Identify and pull out each line of the entries in which "text" occurs.

(Structured figure records)
***

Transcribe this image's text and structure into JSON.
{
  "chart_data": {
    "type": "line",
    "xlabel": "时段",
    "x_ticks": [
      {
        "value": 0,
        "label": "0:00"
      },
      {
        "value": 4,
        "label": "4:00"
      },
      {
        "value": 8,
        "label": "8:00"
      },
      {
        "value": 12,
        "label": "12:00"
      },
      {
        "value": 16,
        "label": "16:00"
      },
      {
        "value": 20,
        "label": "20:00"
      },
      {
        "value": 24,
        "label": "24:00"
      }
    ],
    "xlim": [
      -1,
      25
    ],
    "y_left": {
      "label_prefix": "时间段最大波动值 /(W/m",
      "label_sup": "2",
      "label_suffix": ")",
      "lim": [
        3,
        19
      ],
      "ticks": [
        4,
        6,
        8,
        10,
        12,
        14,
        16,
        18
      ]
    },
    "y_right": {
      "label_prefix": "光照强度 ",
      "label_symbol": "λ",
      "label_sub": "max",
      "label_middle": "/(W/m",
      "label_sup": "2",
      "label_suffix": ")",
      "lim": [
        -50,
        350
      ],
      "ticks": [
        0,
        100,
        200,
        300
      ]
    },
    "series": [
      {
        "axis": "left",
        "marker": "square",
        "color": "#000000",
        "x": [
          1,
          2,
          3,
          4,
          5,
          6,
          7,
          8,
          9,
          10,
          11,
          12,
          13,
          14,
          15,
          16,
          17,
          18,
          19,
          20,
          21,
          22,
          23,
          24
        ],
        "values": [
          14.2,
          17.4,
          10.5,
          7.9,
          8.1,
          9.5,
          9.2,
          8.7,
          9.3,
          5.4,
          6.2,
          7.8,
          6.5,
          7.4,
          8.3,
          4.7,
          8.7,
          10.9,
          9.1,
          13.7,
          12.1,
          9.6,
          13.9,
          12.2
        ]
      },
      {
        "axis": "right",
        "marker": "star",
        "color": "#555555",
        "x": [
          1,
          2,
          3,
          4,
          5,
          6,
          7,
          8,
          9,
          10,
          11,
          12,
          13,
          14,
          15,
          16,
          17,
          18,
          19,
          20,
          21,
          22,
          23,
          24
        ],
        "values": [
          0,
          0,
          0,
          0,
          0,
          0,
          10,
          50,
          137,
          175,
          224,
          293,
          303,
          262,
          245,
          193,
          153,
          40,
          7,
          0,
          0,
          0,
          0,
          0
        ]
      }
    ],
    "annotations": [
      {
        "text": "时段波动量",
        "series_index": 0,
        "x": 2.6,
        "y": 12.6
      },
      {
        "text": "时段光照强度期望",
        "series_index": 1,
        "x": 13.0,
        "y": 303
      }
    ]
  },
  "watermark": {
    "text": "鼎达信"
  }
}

***

- _Solution below_:
Transcribe this image's text and structure into JSON.
        "text": "时段波动量",
        "text": "时段光照强度期望",
    "text": "鼎达信"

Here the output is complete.